◆ **THE RECORDS**:
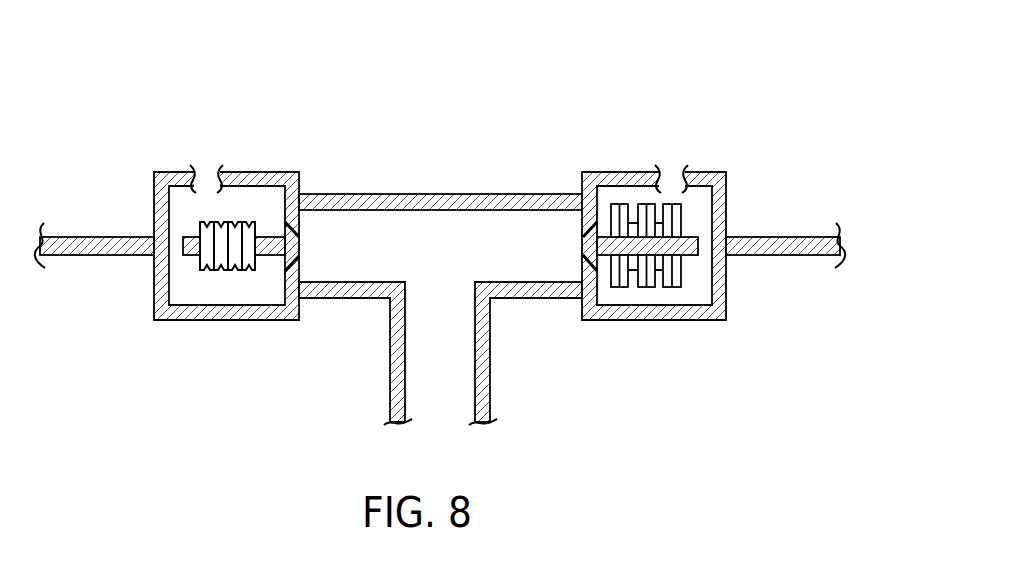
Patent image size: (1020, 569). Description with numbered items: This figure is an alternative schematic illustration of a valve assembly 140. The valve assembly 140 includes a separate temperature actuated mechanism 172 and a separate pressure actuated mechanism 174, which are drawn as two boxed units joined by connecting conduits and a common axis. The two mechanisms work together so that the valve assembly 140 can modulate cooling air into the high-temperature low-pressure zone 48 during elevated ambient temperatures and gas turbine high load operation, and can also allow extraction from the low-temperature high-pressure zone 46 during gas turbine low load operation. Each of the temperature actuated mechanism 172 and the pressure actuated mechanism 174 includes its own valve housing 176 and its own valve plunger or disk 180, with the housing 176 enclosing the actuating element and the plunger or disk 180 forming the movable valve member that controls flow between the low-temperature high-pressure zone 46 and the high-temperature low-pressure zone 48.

The valve assembly 140 is at (793, 138).
The valve housing 176 is at (240, 168).
The pressure actuated mechanism 174 is at (234, 242).
The temperature actuated mechanism 172 is at (670, 204).
The valve plunger or disk 180 is at (302, 212).
The low-temperature high-pressure zone 46 is at (735, 48).
The high-temperature low-pressure zone 48 is at (768, 397).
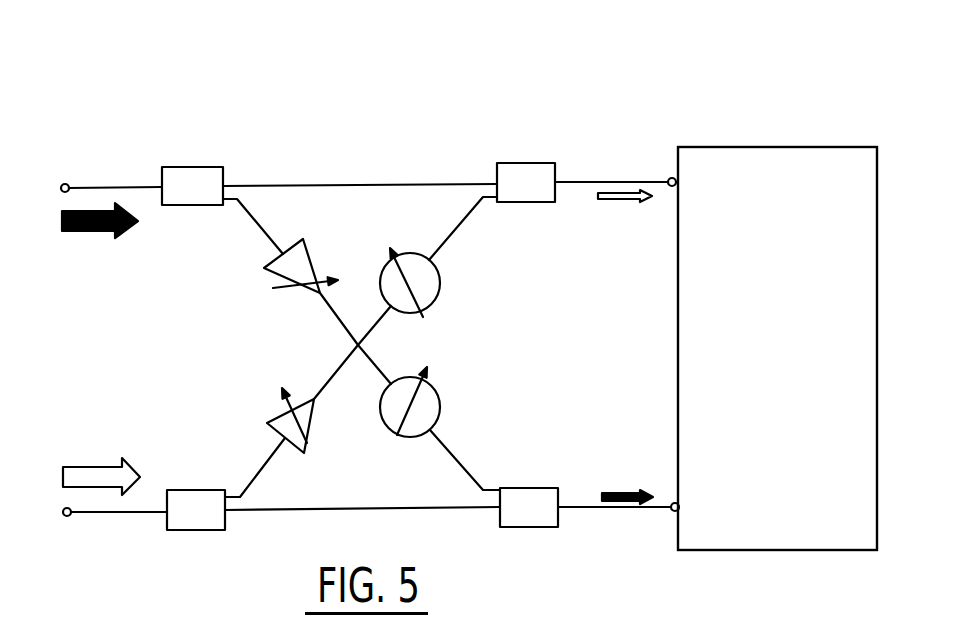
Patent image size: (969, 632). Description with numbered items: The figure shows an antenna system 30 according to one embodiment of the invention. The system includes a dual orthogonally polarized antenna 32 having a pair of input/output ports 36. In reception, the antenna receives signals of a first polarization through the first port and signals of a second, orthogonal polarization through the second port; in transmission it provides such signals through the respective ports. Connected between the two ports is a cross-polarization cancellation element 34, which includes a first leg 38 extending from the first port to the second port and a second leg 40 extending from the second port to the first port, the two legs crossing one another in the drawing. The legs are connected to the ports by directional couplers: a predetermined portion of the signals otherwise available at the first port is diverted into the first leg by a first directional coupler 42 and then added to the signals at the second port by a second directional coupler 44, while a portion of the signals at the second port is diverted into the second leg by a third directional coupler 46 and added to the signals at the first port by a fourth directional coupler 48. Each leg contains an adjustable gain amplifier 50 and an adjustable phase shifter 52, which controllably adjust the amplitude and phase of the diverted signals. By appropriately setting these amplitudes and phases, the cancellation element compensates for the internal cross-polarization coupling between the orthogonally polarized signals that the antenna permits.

The antenna system 30 is at (533, 62).
The dual orthogonally polarized antenna 32 is at (868, 197).
The cross-polarization cancellation element 34 is at (375, 157).
The input/output ports 36 is at (668, 179).
The first leg 38 is at (262, 223).
The second leg 40 is at (458, 217).
The first directional coupler 42 is at (177, 175).
The second directional coupler 44 is at (515, 522).
The third directional coupler 46 is at (178, 525).
The fourth directional coupler 48 is at (517, 172).
The adjustable gain amplifier 50 is at (310, 293).
The adjustable phase shifter 52 is at (402, 376).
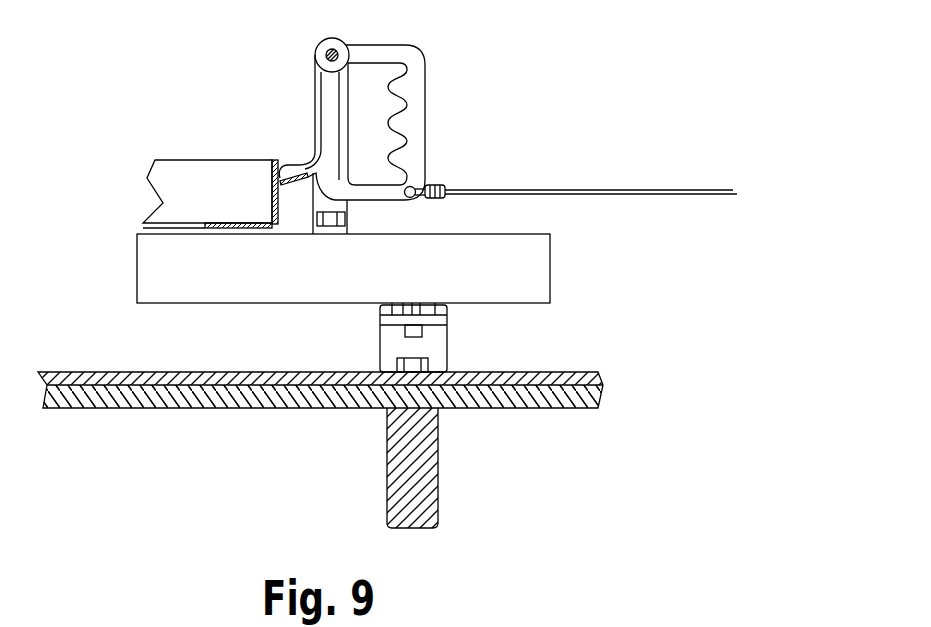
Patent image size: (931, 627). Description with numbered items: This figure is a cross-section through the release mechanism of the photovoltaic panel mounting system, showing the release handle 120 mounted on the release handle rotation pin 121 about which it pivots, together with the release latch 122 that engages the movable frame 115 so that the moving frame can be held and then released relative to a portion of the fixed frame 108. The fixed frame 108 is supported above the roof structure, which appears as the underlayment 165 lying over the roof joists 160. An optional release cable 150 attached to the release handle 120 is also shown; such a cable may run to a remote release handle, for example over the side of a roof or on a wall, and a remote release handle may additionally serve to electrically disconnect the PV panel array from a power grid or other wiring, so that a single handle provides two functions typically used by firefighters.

The fixed frame assembly 108 is at (448, 343).
The movable frame 115 is at (230, 170).
The release handle assembly 120 is at (412, 62).
The release handle rotation pin 121 is at (330, 47).
The release latch 122 is at (302, 186).
The roof edge release cable 150 is at (615, 193).
The roof joists 160 is at (428, 508).
The underlayment 165 is at (130, 408).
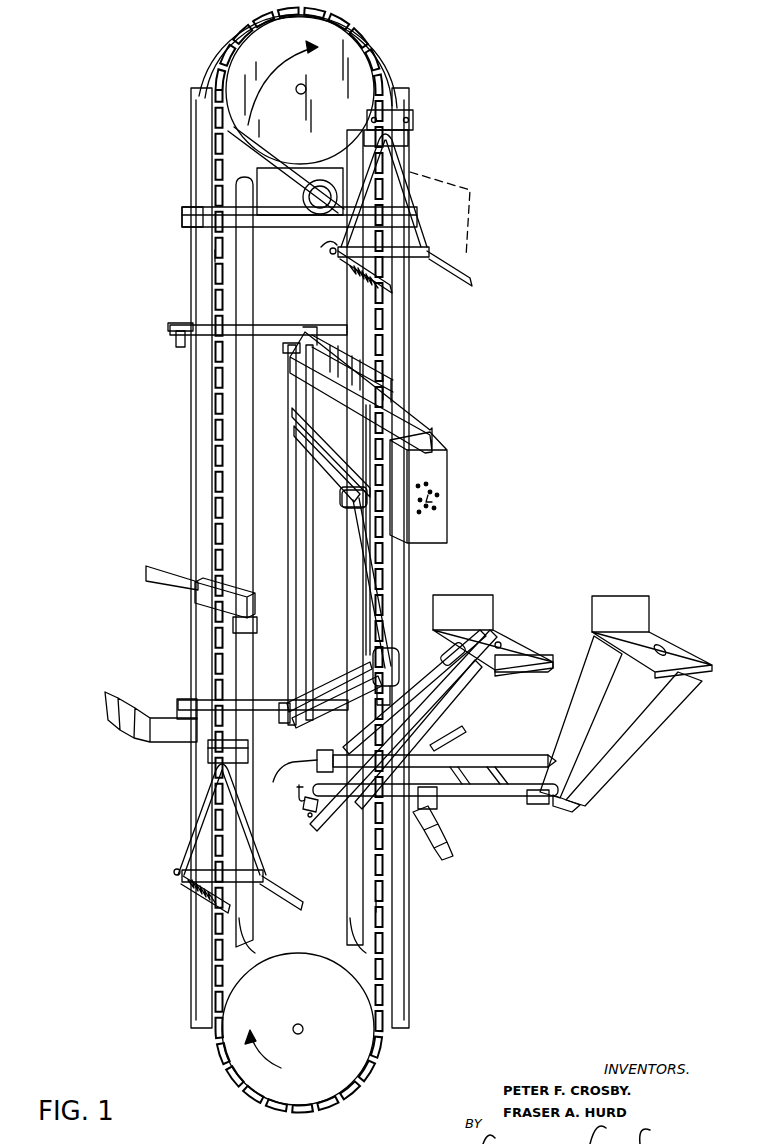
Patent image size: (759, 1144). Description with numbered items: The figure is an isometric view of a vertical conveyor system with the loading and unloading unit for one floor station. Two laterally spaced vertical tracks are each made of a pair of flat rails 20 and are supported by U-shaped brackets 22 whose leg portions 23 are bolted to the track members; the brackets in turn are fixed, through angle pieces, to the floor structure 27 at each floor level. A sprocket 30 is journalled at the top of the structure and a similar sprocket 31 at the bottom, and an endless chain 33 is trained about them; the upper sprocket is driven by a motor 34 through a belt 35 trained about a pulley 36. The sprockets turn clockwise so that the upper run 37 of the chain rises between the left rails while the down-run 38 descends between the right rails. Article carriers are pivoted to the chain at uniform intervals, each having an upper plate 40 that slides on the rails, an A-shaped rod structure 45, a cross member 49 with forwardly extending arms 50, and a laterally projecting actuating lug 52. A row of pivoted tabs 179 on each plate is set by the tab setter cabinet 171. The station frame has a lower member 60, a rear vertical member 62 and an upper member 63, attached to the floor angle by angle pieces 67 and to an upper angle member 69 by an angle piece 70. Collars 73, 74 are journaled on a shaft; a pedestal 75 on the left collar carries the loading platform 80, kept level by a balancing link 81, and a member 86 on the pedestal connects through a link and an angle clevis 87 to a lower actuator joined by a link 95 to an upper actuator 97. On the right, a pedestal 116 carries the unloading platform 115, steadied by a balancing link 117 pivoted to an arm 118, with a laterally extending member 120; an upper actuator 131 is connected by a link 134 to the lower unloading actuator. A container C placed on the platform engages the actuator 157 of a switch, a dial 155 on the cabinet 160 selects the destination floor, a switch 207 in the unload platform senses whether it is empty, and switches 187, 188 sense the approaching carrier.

The rails 20 is at (247, 210).
The U-shaped brackets 22 is at (267, 707).
The leg portions 23 is at (183, 352).
The floor structure 27 is at (437, 828).
The sprocket 30 is at (300, 87).
The sprocket 31 is at (308, 1010).
The endless chain 33 is at (215, 256).
The motor 34 is at (279, 206).
The belt 35 is at (205, 74).
The pulley 36 is at (225, 33).
The upper run 37 is at (215, 282).
The down-run 38 is at (376, 907).
The upper plate 40 is at (207, 760).
The A-shaped rod structure 45 is at (413, 227).
The cross member 49 is at (403, 257).
The arms 50 is at (455, 283).
The actuating lug 52 is at (329, 251).
The lower member 60 is at (310, 727).
The rear vertical member 62 is at (300, 610).
The upper member 63 is at (407, 427).
The angle pieces 67 is at (287, 717).
The upper angle member 69 is at (273, 327).
The angle piece 70 is at (290, 352).
The collar 73 is at (363, 787).
The collar 74 is at (483, 788).
The pedestal 75 is at (433, 680).
The loading platform 80 is at (520, 652).
The balancing link 81 is at (433, 700).
The member 86 is at (445, 742).
The angle clevis 87 is at (313, 805).
The link 95 is at (364, 574).
The actuator 97 is at (313, 435).
The unloading platform 115 is at (685, 653).
The pedestal 116 is at (572, 725).
The balancing link 117 is at (613, 752).
The arm 118 is at (540, 797).
The laterally extending member 120 is at (507, 757).
The actuator 131 is at (320, 473).
The link 134 is at (383, 603).
The dial 155 is at (432, 500).
The actuator 157 is at (500, 647).
The cabinet 160 is at (433, 470).
The tab setter cabinet 171 is at (197, 603).
The tabs 179 is at (353, 276).
The switch 187 is at (300, 793).
The switch 188 is at (317, 760).
The switch 207 is at (667, 650).
The container C is at (468, 258).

◆ **PROBLEM**: Format all the rows above as a JSON list of strings, with one string per line and blank lines omitted. Leave the pictures out of the answer.

◆ **TASK OUTPUT**:
[
  "Patent image size: (1020, 569). Description with numbered items: This figure is an alternative schematic illustration of a valve assembly 140. The valve assembly 140 includes a separate temperature actuated mechanism 172 and a separate pressure actuated mechanism 174, which are drawn as two boxed units joined by connecting conduits and a common axis. The two mechanisms work together so that the valve assembly 140 can modulate cooling air into the high-temperature low-pressure zone 48 during elevated ambient temperatures and gas turbine high load operation, and can also allow extraction from the low-temperature high-pressure zone 46 during gas turbine low load operation. Each of the temperature actuated mechanism 172 and the pressure actuated mechanism 174 includes its own valve housing 176 and its own valve plunger or disk 180, with the housing 176 enclosing the actuating element and the plunger or disk 180 forming the movable valve member that controls flow between the low-temperature high-pressure zone 46 and the high-temperature low-pressure zone 48.",
  "The valve assembly 140 is at (793, 138).",
  "The valve housing 176 is at (240, 168).",
  "The pressure actuated mechanism 174 is at (234, 242).",
  "The temperature actuated mechanism 172 is at (670, 204).",
  "The valve plunger or disk 180 is at (302, 212).",
  "The low-temperature high-pressure zone 46 is at (735, 48).",
  "The high-temperature low-pressure zone 48 is at (768, 397).",
  "Patent image size: (969, 632). Description with numbered items: The figure shows an antenna system 30 according to one embodiment of the invention. The system includes a dual orthogonally polarized antenna 32 having a pair of input/output ports 36. In reception, the antenna receives signals of a first polarization through the first port and signals of a second, orthogonal polarization through the second port; in transmission it provides such signals through the respective ports. Connected between the two ports is a cross-polarization cancellation element 34, which includes a first leg 38 extending from the first port to the second port and a second leg 40 extending from the second port to the first port, the two legs crossing one another in the drawing. The legs are connected to the ports by directional couplers: a predetermined portion of the signals otherwise available at the first port is diverted into the first leg by a first directional coupler 42 and then added to the signals at the second port by a second directional coupler 44, while a portion of the signals at the second port is diverted into the second leg by a third directional coupler 46 and added to the signals at the first port by a fourth directional coupler 48. Each leg contains an adjustable gain amplifier 50 and an adjustable phase shifter 52, which controllably adjust the amplitude and phase of the diverted signals. By appropriately setting these amplitudes and phases, the cancellation element compensates for the internal cross-polarization coupling between the orthogonally polarized signals that the antenna permits.",
  "The antenna system 30 is at (533, 62).",
  "The dual orthogonally polarized antenna 32 is at (868, 197).",
  "The cross-polarization cancellation element 34 is at (375, 157).",
  "The input/output ports 36 is at (668, 179).",
  "The first leg 38 is at (262, 223).",
  "The second leg 40 is at (458, 217).",
  "The first directional coupler 42 is at (177, 175).",
  "The second directional coupler 44 is at (515, 522).",
  "The third directional coupler 46 is at (178, 525).",
  "The fourth directional coupler 48 is at (517, 172).",
  "The adjustable gain amplifier 50 is at (310, 293).",
  "The adjustable phase shifter 52 is at (402, 376).",
  "Patent image size: (931, 627). Description with numbered items: This figure is a cross-section through the release mechanism of the photovoltaic panel mounting system, showing the release handle 120 mounted on the release handle rotation pin 121 about which it pivots, together with the release latch 122 that engages the movable frame 115 so that the moving frame can be held and then released relative to a portion of the fixed frame 108. The fixed frame 108 is supported above the roof structure, which appears as the underlayment 165 lying over the roof joists 160. An optional release cable 150 attached to the release handle 120 is also shown; such a cable may run to a remote release handle, for example over the side of a roof or on a wall, and a remote release handle may additionally serve to electrically disconnect the PV panel array from a power grid or other wiring, so that a single handle provides two functions typically used by firefighters.",
  "The fixed frame assembly 108 is at (448, 343).",
  "The movable frame 115 is at (230, 170).",
  "The release handle assembly 120 is at (412, 62).",
  "The release handle rotation pin 121 is at (330, 47).",
  "The release latch 122 is at (302, 186).",
  "The roof edge release cable 150 is at (615, 193).",
  "The roof joists 160 is at (428, 508).",
  "The underlayment 165 is at (130, 408).",
  "Patent image size: (759, 1144). Description with numbered items: The figure is an isometric view of a vertical conveyor system with the loading and unloading unit for one floor station. Two laterally spaced vertical tracks are each made of a pair of flat rails 20 and are supported by U-shaped brackets 22 whose leg portions 23 are bolted to the track members; the brackets in turn are fixed, through angle pieces, to the floor structure 27 at each floor level. A sprocket 30 is journalled at the top of the structure and a similar sprocket 31 at the bottom, and an endless chain 33 is trained about them; the upper sprocket is driven by a motor 34 through a belt 35 trained about a pulley 36. The sprockets turn clockwise so that the upper run 37 of the chain rises between the left rails while the down-run 38 descends between the right rails. Article carriers are pivoted to the chain at uniform intervals, each having an upper plate 40 that slides on the rails, an A-shaped rod structure 45, a cross member 49 with forwardly extending arms 50, and a laterally projecting actuating lug 52. A row of pivoted tabs 179 on each plate is set by the tab setter cabinet 171. The station frame has a lower member 60, a rear vertical member 62 and an upper member 63, attached to the floor angle by angle pieces 67 and to an upper angle member 69 by an angle piece 70. Collars 73, 74 are journaled on a shaft; a pedestal 75 on the left collar carries the loading platform 80, kept level by a balancing link 81, and a member 86 on the pedestal connects through a link and an angle clevis 87 to a lower actuator joined by a link 95 to an upper actuator 97. On the right, a pedestal 116 carries the unloading platform 115, steadied by a balancing link 117 pivoted to an arm 118, with a laterally extending member 120; an upper actuator 131 is connected by a link 134 to the lower unloading actuator. A container C placed on the platform engages the actuator 157 of a switch, a dial 155 on the cabinet 160 selects the destination floor, a switch 207 in the unload platform senses whether it is empty, and switches 187, 188 sense the approaching carrier.",
  "The rails 20 is at (247, 210).",
  "The U-shaped brackets 22 is at (267, 707).",
  "The leg portions 23 is at (183, 352).",
  "The floor structure 27 is at (437, 828).",
  "The sprocket 30 is at (300, 87).",
  "The sprocket 31 is at (308, 1010).",
  "The endless chain 33 is at (215, 256).",
  "The motor 34 is at (279, 206).",
  "The belt 35 is at (205, 74).",
  "The pulley 36 is at (225, 33).",
  "The upper run 37 is at (215, 282).",
  "The down-run 38 is at (376, 907).",
  "The upper plate 40 is at (207, 760).",
  "The A-shaped rod structure 45 is at (413, 227).",
  "The cross member 49 is at (403, 257).",
  "The arms 50 is at (455, 283).",
  "The actuating lug 52 is at (329, 251).",
  "The lower member 60 is at (310, 727).",
  "The rear vertical member 62 is at (300, 610).",
  "The upper member 63 is at (407, 427).",
  "The angle pieces 67 is at (287, 717).",
  "The upper angle member 69 is at (273, 327).",
  "The angle piece 70 is at (290, 352).",
  "The collar 73 is at (363, 787).",
  "The collar 74 is at (483, 788).",
  "The pedestal 75 is at (433, 680).",
  "The loading platform 80 is at (520, 652).",
  "The balancing link 81 is at (433, 700).",
  "The member 86 is at (445, 742).",
  "The angle clevis 87 is at (313, 805).",
  "The link 95 is at (364, 574).",
  "The actuator 97 is at (313, 435).",
  "The unloading platform 115 is at (685, 653).",
  "The pedestal 116 is at (572, 725).",
  "The balancing link 117 is at (613, 752).",
  "The arm 118 is at (540, 797).",
  "The laterally extending member 120 is at (507, 757).",
  "The actuator 131 is at (320, 473).",
  "The link 134 is at (383, 603).",
  "The dial 155 is at (432, 500).",
  "The actuator 157 is at (500, 647).",
  "The cabinet 160 is at (433, 470).",
  "The tab setter cabinet 171 is at (197, 603).",
  "The tabs 179 is at (353, 276).",
  "The switch 187 is at (300, 793).",
  "The switch 188 is at (317, 760).",
  "The switch 207 is at (667, 650).",
  "The container C is at (468, 258)."
]